- [TASK REQUIREMENTS]:
Find the string "labels" in the records. Copy every line it appears in.

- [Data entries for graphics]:
★ ★ ★ ★ ★

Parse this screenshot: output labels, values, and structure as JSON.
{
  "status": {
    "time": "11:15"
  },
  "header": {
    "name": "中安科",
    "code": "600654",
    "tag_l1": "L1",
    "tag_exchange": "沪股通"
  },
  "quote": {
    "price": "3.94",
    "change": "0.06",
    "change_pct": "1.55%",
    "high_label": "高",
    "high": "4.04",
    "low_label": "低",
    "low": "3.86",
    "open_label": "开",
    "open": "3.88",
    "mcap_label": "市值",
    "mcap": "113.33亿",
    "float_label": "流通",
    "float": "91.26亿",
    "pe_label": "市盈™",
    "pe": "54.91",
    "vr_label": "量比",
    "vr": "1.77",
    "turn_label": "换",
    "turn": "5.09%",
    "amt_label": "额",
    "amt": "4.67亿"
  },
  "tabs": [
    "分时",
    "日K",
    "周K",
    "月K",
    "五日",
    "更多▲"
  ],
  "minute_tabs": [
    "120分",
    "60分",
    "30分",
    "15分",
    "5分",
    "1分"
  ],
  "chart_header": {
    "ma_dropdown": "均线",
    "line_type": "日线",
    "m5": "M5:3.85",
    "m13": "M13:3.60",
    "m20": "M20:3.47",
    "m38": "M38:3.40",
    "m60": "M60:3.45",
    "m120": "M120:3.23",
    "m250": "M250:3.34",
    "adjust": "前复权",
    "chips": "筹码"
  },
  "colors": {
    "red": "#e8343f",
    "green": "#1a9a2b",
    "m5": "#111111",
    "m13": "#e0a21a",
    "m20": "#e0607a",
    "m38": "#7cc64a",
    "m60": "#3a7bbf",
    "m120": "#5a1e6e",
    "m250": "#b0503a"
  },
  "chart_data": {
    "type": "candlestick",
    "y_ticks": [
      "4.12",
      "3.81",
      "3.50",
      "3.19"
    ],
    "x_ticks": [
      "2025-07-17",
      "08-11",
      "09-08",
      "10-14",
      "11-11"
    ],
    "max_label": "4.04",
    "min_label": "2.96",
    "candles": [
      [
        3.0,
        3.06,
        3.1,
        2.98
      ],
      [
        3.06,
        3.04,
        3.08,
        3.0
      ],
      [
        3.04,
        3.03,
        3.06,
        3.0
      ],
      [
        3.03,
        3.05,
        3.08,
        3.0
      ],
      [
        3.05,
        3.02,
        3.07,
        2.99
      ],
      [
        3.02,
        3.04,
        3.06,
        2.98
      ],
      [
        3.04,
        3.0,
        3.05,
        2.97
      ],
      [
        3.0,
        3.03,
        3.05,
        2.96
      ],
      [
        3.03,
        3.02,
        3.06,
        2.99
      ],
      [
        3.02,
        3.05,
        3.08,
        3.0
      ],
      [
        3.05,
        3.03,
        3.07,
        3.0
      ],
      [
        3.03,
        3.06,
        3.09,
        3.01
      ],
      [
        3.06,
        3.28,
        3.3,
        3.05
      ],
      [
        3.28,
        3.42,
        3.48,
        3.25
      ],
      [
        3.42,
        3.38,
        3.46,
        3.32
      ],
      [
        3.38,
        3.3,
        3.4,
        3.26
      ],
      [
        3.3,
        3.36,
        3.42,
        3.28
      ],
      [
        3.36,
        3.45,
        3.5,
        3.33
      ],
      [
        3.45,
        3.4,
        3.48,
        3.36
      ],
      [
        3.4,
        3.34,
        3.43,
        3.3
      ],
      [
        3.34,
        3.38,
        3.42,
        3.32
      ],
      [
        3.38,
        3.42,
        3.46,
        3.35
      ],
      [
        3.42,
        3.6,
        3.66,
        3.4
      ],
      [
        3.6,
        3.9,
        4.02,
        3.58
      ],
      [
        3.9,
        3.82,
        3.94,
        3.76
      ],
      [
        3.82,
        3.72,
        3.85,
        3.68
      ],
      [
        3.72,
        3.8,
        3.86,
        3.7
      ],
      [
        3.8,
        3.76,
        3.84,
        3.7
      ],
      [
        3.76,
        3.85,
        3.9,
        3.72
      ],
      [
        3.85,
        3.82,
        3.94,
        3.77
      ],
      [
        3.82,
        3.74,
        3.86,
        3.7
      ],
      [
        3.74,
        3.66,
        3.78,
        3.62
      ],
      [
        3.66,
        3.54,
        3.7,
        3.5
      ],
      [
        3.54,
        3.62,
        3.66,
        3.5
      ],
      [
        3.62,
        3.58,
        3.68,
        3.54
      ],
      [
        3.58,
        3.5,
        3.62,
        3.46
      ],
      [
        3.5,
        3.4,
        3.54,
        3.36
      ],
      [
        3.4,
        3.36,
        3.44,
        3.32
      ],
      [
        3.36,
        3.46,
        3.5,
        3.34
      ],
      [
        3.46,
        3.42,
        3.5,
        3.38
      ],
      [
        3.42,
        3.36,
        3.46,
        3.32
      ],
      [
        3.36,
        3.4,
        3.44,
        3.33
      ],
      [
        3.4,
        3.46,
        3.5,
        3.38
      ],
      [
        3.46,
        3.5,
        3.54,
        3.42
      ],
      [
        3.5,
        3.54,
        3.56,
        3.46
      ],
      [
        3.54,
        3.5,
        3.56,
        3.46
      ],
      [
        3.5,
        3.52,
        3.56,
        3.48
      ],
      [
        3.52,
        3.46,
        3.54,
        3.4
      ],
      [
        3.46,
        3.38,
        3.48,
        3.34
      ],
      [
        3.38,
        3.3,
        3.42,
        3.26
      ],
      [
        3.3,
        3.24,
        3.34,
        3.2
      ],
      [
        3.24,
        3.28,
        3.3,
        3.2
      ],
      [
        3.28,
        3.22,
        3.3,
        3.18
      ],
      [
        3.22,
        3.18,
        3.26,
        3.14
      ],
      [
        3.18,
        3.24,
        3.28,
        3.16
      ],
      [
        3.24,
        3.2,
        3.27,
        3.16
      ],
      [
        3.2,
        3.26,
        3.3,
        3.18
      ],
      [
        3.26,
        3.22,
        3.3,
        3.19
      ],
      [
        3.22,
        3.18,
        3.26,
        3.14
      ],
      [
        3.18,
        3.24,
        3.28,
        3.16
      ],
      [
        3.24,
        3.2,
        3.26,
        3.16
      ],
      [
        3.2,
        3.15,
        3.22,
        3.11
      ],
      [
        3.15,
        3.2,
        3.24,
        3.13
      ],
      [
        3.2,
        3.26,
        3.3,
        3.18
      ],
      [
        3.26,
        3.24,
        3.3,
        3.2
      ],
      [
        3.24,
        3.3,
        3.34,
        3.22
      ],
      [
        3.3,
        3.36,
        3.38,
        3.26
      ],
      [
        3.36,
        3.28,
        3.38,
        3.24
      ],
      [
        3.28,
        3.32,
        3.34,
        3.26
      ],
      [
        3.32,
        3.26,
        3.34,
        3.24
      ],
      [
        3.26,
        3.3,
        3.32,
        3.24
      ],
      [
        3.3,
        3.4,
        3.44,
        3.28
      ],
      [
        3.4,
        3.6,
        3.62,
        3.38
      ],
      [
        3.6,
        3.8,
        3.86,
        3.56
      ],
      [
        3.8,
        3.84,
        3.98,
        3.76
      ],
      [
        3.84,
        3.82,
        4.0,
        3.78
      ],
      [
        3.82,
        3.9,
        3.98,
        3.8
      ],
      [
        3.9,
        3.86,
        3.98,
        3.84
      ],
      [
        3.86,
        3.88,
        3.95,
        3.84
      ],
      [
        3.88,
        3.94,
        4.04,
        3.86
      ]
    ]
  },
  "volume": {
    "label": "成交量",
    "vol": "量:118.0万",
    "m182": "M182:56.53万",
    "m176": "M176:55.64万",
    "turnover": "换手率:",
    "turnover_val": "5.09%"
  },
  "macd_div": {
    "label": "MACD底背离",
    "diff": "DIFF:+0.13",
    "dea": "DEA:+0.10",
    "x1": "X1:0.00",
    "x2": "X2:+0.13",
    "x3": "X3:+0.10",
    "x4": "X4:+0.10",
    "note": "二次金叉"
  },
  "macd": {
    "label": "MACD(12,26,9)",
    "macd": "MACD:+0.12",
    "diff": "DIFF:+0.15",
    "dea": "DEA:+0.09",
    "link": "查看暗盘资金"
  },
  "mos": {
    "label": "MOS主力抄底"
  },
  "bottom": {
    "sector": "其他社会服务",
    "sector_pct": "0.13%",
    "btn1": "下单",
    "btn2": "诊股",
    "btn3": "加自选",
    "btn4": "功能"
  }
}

★ ★ ★ ★ ★

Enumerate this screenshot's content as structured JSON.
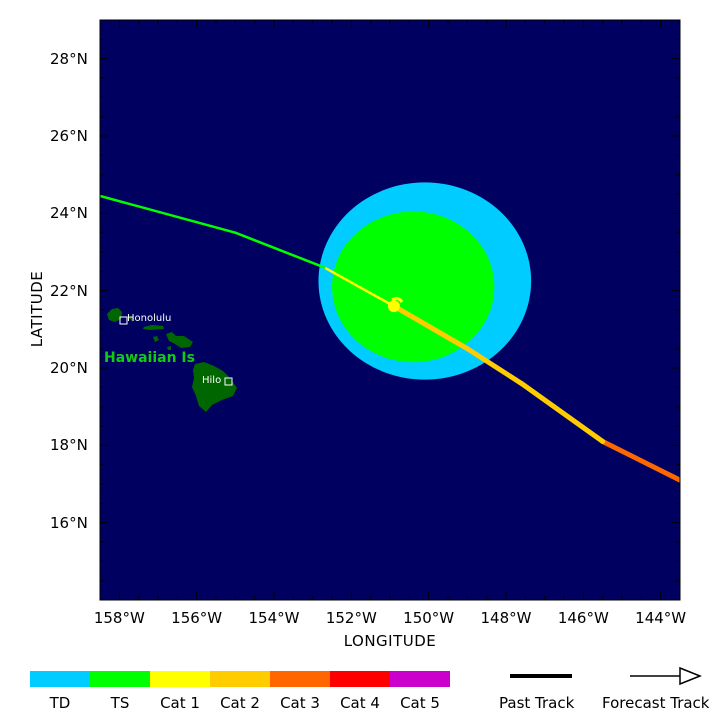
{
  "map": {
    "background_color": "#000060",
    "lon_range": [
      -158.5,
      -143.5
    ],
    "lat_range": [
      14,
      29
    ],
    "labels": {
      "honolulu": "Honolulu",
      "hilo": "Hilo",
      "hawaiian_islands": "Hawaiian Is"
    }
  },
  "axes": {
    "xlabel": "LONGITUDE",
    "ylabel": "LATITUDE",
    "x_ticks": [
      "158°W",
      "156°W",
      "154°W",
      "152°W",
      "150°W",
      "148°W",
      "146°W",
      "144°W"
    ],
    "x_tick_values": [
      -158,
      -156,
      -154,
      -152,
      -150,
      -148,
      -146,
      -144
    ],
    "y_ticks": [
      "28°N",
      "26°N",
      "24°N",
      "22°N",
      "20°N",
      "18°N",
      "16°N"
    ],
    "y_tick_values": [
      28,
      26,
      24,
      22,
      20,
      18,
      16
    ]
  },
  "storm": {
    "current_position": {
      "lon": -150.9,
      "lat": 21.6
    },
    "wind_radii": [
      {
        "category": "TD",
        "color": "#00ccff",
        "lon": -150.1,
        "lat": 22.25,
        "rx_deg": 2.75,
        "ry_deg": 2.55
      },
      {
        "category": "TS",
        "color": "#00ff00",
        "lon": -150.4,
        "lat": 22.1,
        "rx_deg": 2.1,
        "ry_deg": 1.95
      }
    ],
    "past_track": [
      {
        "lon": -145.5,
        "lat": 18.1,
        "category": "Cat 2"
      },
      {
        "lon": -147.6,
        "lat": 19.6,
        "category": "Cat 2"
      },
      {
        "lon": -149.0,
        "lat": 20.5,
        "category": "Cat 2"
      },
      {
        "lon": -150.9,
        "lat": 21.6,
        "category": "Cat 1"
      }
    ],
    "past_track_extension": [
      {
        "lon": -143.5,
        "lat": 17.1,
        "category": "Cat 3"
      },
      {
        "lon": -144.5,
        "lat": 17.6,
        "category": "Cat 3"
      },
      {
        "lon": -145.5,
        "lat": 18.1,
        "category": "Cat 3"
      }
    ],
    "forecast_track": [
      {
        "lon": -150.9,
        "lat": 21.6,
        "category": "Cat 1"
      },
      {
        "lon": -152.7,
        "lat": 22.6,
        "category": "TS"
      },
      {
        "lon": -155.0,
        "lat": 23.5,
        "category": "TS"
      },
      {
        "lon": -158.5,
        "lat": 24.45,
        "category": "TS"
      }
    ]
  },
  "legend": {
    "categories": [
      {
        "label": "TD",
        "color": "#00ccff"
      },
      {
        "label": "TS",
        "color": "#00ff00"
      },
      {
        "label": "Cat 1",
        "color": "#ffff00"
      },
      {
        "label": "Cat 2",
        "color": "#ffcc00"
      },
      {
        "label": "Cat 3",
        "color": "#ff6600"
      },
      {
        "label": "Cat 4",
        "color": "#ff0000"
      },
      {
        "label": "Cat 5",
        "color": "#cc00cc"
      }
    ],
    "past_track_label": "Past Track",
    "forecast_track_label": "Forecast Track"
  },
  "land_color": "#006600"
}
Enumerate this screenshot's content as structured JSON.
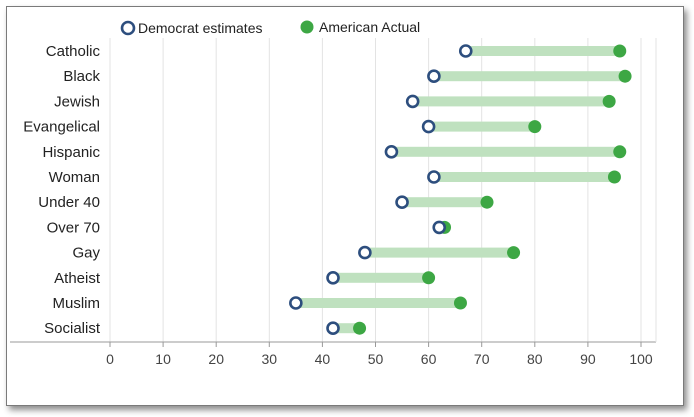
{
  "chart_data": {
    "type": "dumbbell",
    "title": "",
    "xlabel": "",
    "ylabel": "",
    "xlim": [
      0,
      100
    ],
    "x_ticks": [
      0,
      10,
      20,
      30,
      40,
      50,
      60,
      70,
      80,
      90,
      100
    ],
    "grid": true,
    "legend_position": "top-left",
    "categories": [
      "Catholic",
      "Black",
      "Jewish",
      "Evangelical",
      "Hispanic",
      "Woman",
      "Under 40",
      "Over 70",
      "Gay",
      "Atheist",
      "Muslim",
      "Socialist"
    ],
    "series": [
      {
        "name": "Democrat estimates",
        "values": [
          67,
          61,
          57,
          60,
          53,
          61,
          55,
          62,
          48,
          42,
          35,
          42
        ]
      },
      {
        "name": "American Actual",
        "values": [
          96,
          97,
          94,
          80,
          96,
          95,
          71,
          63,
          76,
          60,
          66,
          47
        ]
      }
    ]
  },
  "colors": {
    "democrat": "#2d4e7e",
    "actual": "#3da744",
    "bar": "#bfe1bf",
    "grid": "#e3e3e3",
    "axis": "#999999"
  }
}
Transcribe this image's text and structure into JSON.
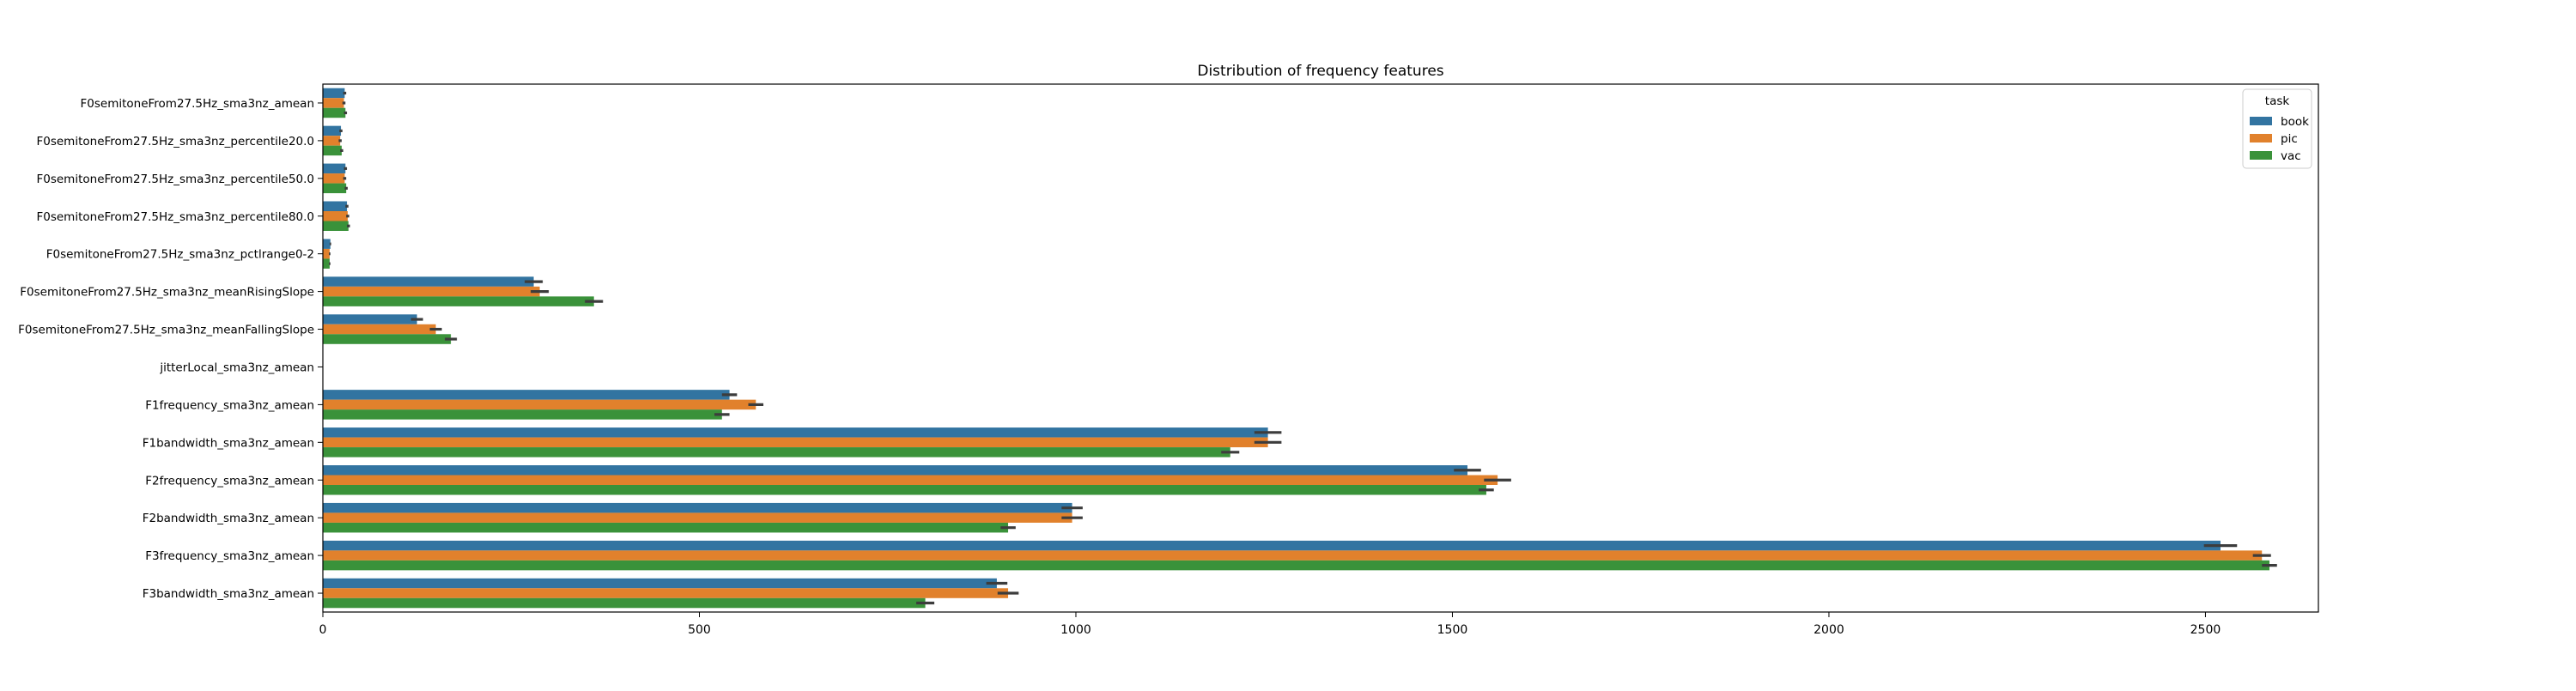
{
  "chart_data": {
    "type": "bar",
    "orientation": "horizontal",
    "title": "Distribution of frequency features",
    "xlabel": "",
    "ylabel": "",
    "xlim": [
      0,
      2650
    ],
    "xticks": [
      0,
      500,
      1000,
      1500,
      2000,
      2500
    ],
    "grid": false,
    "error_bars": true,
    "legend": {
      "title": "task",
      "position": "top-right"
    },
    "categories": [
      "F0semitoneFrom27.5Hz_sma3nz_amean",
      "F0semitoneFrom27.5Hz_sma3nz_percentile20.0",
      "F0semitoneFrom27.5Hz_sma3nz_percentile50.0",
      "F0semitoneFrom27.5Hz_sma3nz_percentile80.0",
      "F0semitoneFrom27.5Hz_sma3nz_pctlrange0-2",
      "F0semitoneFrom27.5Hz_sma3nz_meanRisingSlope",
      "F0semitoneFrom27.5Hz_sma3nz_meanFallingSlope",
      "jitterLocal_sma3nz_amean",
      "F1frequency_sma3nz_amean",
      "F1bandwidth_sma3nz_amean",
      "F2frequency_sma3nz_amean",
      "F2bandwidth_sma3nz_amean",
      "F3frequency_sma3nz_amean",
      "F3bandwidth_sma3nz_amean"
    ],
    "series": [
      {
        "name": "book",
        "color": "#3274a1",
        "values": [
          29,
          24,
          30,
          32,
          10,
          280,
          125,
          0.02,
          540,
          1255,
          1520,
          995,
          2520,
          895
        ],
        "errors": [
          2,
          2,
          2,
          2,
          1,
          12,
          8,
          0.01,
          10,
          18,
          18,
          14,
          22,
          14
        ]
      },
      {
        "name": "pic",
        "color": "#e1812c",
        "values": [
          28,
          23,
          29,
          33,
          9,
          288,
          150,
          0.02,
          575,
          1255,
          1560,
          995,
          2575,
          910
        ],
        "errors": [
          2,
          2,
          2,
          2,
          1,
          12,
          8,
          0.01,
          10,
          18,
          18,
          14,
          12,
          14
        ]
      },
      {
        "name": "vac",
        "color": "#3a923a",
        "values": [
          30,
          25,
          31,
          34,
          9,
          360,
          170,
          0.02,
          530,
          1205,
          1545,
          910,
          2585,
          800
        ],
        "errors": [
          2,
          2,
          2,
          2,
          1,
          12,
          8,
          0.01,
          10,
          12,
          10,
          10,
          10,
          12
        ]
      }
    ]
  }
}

★ ★ ★ ★ ★

- [OUTPUT OF THE EXERCISE]:
Parse this screenshot: output labels, values, and structure as JSON.
    "labels": {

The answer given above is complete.